REQUIRED TASK: Print the data that follows exactly.

-- begin RECORDS FOR THIS EXERCISE --

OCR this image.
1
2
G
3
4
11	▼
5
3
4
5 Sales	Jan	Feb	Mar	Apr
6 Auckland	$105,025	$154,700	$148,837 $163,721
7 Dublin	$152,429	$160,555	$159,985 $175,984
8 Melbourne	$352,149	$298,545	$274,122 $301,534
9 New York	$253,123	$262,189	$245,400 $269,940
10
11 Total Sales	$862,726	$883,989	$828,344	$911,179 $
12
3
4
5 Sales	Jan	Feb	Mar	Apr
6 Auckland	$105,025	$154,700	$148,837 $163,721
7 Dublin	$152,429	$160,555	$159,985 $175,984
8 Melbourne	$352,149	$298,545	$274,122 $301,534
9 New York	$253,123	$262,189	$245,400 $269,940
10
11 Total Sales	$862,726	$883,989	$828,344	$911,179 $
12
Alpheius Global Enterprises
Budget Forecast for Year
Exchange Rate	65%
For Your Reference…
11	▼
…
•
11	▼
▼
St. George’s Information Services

-- end RECORDS FOR THIS EXERCISE --

OUTPUT FOR THIS EXERCISE:
OCR this image.
1
2
G
3
4
11	▼
5
3
4
5 Sales	Jan	Feb	Mar	Apr
6 Auckland	$105,025	$154,700	$148,837 $163,721
7 Dublin	$152,429	$160,555	$159,985 $175,984
8 Melbourne	$352,149	$298,545	$274,122 $301,534
9 New York	$253,123	$262,189	$245,400 $269,940
10
11 Total Sales	$862,726	$883,989	$828,344	$911,179 $
12
3
4
5 Sales	Jan	Feb	Mar	Apr
6 Auckland	$105,025	$154,700	$148,837 $163,721
7 Dublin	$152,429	$160,555	$159,985 $175,984
8 Melbourne	$352,149	$298,545	$274,122 $301,534
9 New York	$253,123	$262,189	$245,400 $269,940
10
11 Total Sales	$862,726	$883,989	$828,344	$911,179 $
12
Alpheius Global Enterprises
Budget Forecast for Year
Exchange Rate	65%
For Your Reference…
11	▼
…
•
11	▼
▼
St. George’s Information Services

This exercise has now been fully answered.